((
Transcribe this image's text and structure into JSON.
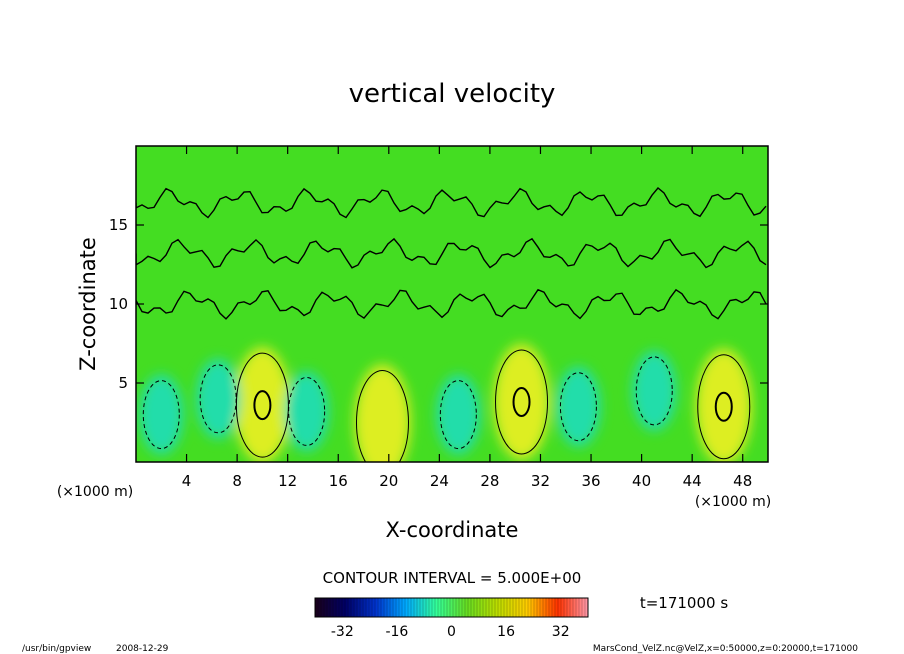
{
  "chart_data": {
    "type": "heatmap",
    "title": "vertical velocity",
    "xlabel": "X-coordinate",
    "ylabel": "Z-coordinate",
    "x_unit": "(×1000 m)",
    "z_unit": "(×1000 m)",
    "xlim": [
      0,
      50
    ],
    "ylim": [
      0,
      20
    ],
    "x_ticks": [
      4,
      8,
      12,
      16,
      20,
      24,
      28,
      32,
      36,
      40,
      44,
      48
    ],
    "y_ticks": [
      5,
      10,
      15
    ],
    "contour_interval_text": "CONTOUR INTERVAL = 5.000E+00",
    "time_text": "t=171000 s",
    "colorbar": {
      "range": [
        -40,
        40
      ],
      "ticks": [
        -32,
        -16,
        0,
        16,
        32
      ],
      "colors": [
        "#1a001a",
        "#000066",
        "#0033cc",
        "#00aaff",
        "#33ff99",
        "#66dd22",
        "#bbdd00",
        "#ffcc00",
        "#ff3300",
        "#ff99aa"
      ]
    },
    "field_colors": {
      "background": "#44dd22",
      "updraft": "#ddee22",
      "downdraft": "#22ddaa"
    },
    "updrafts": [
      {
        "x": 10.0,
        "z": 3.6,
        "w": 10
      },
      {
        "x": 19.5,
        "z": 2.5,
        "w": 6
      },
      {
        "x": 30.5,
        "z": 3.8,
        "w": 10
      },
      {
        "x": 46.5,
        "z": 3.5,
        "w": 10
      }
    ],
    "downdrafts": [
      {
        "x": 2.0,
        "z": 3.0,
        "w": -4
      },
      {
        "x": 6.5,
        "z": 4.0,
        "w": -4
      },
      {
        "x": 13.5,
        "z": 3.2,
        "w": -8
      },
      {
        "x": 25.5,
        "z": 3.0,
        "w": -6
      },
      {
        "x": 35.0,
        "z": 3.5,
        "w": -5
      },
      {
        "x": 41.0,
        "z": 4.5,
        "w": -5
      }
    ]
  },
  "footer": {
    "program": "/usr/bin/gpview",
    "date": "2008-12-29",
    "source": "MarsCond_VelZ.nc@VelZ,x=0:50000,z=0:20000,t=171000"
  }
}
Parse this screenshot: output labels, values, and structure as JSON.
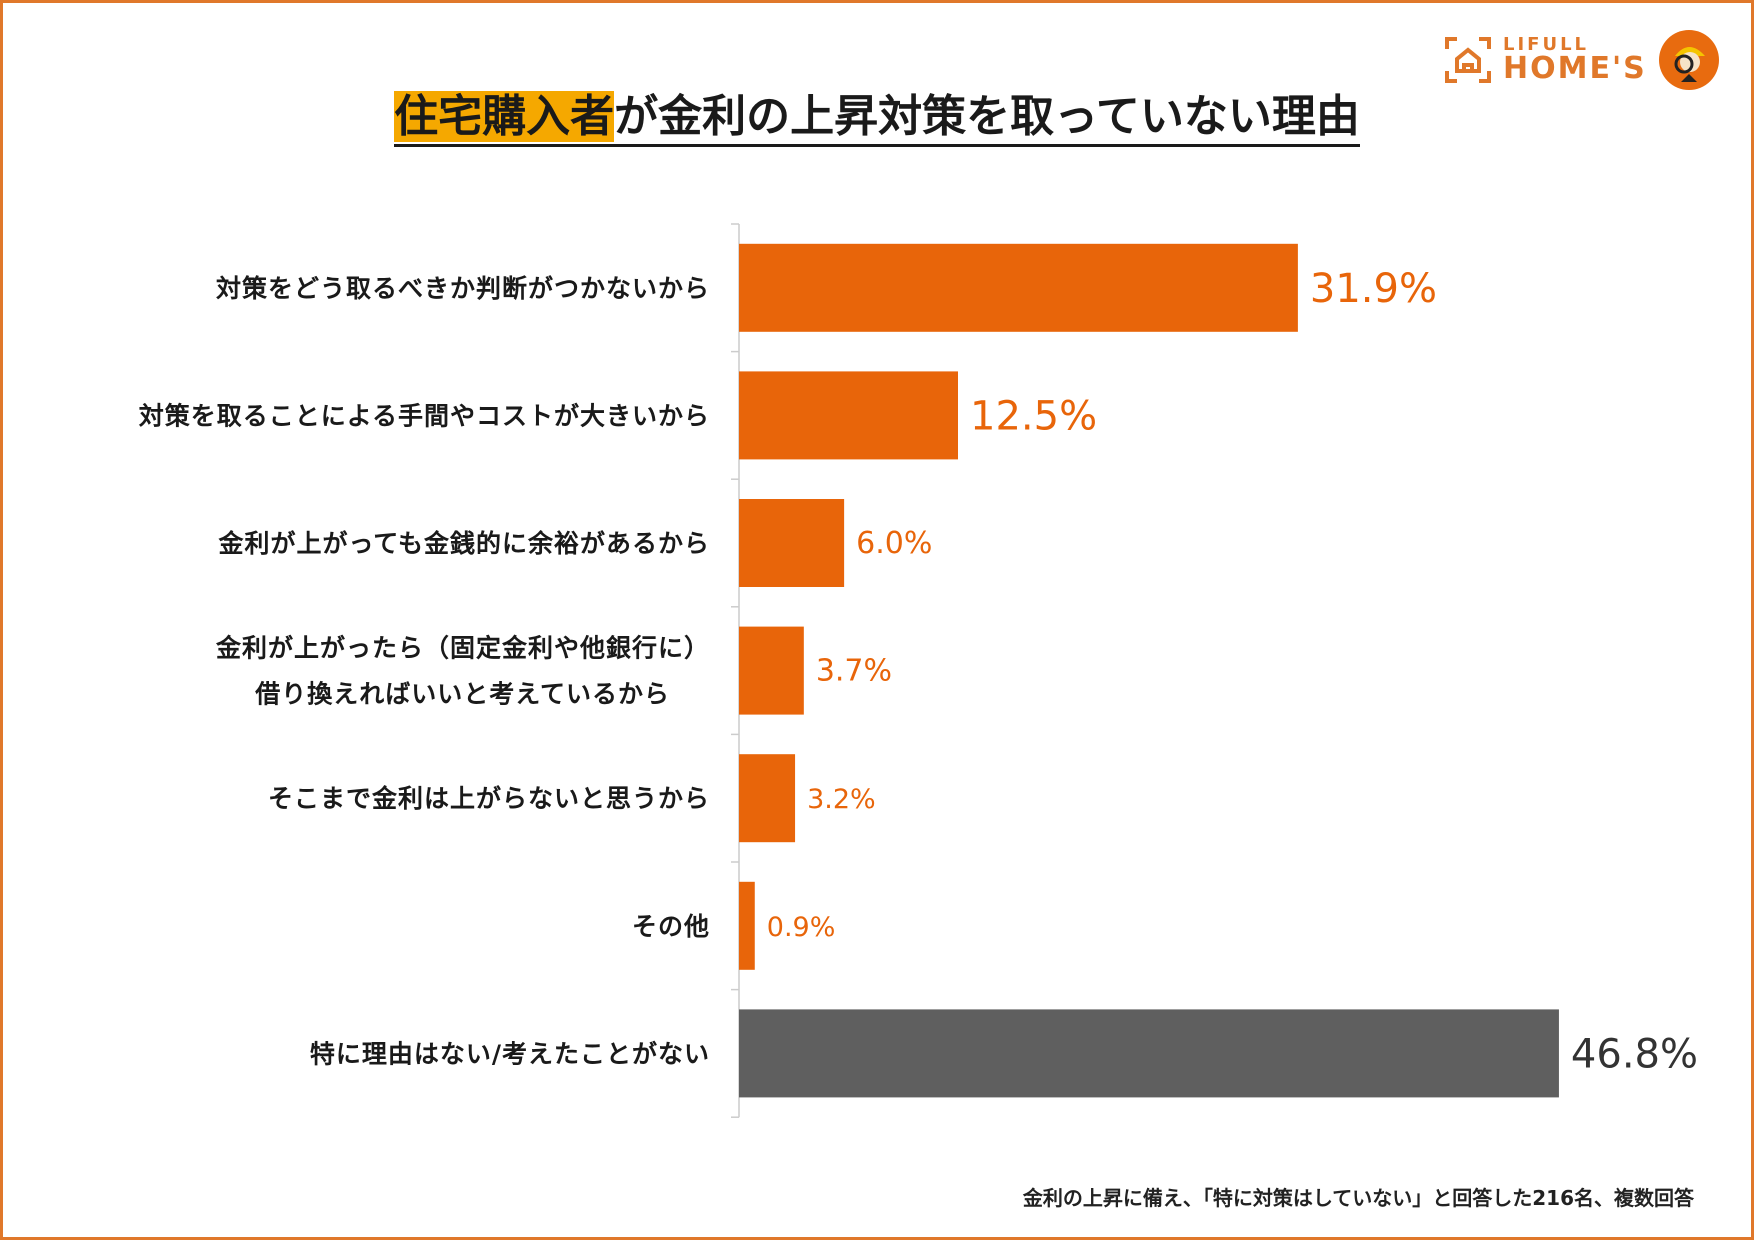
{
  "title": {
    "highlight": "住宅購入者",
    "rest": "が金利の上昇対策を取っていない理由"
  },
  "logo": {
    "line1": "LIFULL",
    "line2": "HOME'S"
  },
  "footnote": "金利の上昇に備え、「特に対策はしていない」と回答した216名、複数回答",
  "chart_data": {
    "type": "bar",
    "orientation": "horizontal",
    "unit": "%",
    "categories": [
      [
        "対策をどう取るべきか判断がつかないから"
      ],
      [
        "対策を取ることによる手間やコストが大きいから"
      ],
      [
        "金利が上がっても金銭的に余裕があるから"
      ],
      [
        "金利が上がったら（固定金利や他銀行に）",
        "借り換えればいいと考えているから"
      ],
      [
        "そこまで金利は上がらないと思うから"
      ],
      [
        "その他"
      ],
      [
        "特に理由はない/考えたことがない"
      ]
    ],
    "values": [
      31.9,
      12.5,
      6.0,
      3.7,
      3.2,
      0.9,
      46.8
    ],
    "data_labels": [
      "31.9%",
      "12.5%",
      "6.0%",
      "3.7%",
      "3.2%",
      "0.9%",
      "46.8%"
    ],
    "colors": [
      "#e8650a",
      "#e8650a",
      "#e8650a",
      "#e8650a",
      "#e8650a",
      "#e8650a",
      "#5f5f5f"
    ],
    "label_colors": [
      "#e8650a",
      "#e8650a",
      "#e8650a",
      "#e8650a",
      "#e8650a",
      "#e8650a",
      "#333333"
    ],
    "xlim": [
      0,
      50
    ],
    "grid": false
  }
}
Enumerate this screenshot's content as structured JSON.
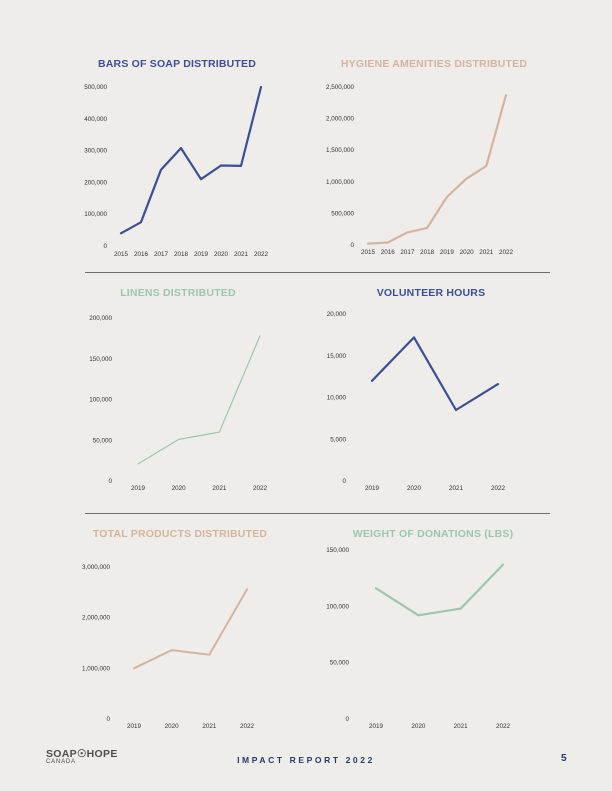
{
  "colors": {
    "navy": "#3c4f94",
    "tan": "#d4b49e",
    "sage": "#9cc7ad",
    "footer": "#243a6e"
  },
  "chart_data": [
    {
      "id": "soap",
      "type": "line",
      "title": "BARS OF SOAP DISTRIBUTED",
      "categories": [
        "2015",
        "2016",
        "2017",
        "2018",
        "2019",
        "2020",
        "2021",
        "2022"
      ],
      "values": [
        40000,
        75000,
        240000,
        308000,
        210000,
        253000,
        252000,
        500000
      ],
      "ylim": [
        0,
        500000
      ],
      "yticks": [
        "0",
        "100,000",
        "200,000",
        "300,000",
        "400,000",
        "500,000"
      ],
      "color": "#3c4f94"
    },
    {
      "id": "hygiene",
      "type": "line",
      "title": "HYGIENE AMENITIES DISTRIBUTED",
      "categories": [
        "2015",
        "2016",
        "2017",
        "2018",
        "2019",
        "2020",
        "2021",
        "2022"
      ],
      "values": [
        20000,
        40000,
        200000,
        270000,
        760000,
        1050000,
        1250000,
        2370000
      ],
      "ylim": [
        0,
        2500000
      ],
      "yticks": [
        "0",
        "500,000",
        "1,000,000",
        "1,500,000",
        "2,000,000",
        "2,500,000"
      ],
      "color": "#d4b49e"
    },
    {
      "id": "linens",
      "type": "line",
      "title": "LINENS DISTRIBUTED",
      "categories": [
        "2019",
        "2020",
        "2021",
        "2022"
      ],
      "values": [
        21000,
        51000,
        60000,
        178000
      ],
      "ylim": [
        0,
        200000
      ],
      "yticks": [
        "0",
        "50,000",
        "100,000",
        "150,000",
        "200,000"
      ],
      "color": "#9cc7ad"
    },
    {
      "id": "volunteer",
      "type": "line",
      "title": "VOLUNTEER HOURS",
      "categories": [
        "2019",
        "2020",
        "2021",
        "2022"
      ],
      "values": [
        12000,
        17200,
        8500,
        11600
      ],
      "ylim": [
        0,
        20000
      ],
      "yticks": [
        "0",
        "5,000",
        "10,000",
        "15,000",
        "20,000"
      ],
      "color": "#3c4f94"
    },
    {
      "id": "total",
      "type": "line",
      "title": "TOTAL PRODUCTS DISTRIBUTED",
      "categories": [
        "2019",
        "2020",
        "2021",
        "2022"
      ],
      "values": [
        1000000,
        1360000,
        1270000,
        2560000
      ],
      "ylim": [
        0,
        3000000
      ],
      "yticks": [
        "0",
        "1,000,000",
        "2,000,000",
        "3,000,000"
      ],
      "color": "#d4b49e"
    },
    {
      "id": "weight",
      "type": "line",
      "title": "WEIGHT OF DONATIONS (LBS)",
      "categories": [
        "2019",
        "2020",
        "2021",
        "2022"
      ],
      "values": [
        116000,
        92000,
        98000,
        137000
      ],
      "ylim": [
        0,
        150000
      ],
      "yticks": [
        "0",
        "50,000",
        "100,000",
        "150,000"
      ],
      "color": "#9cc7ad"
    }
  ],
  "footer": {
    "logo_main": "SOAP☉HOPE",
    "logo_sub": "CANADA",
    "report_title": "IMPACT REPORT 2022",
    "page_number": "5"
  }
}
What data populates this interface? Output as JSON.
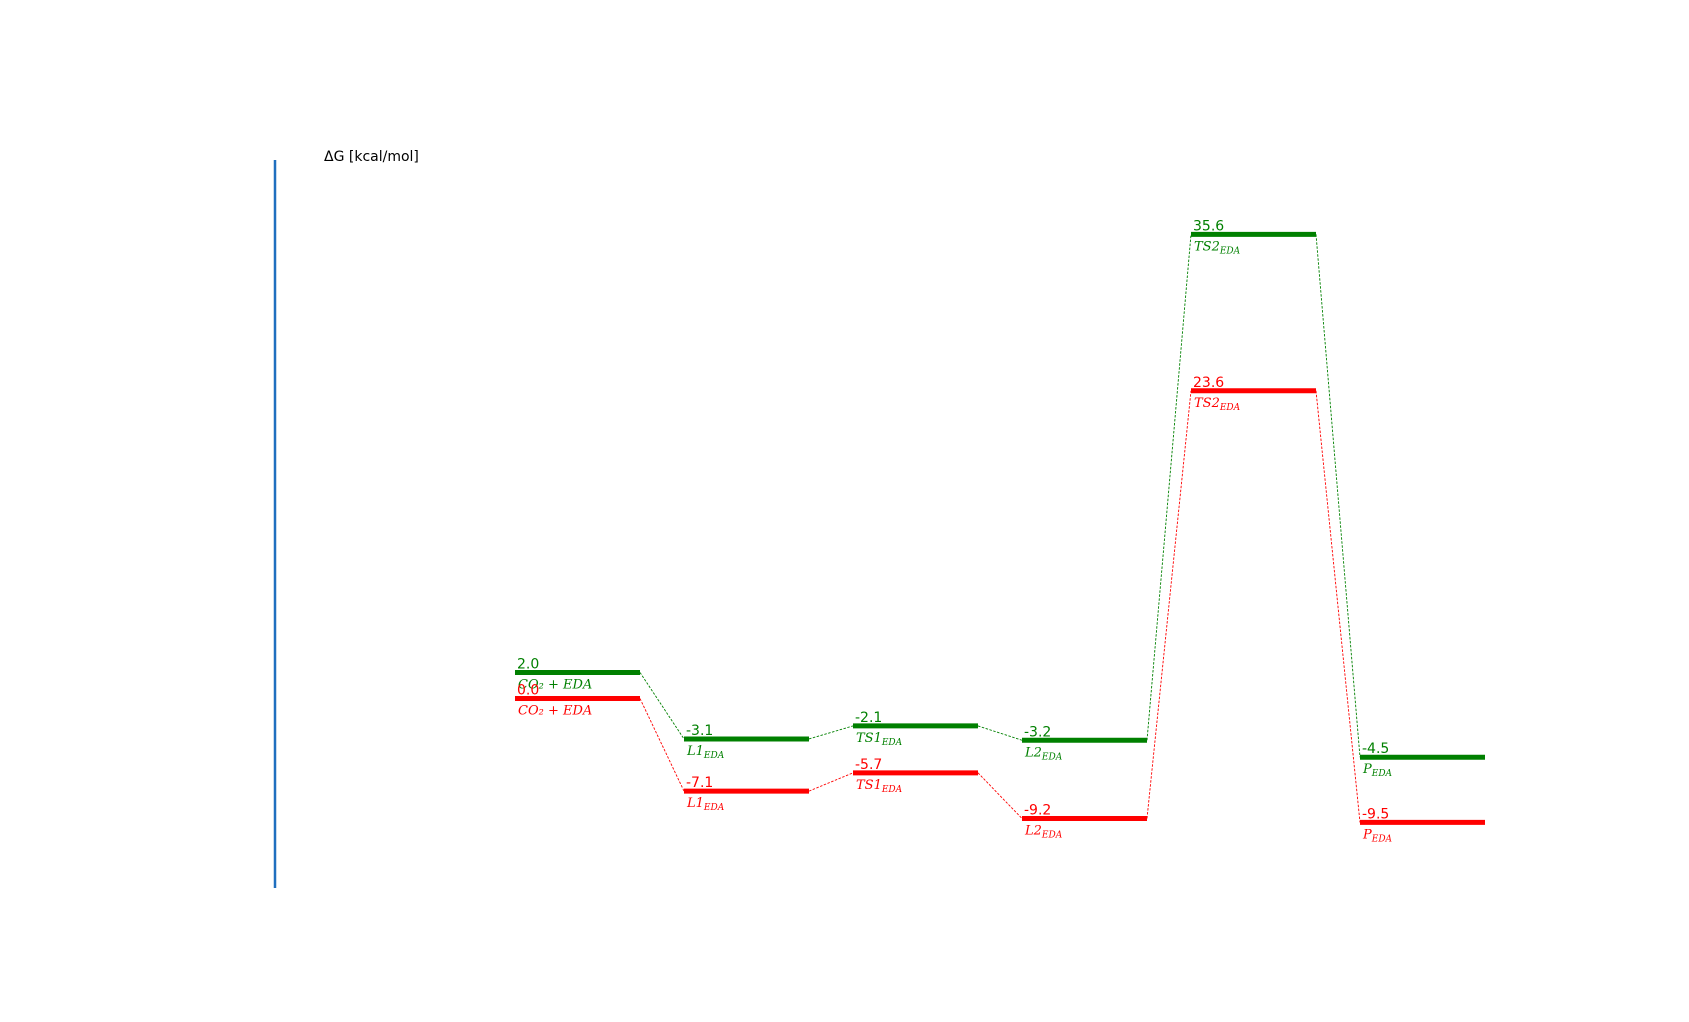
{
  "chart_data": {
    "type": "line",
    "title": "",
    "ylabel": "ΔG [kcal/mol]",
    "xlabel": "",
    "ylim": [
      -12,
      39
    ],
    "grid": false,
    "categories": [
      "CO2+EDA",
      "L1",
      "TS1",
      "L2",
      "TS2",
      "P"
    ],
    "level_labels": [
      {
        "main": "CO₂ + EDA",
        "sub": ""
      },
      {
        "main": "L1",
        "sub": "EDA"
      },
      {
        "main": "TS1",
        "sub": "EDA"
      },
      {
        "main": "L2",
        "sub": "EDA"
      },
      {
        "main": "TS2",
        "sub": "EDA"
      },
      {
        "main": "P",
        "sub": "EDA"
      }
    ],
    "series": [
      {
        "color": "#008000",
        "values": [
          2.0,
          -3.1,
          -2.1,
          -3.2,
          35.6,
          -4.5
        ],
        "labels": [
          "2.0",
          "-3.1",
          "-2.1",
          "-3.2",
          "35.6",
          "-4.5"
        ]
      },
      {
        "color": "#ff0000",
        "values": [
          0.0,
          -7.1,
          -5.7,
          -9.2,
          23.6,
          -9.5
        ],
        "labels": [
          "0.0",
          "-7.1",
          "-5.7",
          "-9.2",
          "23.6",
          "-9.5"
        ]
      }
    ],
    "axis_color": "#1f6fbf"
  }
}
))
EXERCISE DESCRIPTION.
Check each line of these records for the string "JSON" and state only how many lines have it.

TASK ANSWER.
4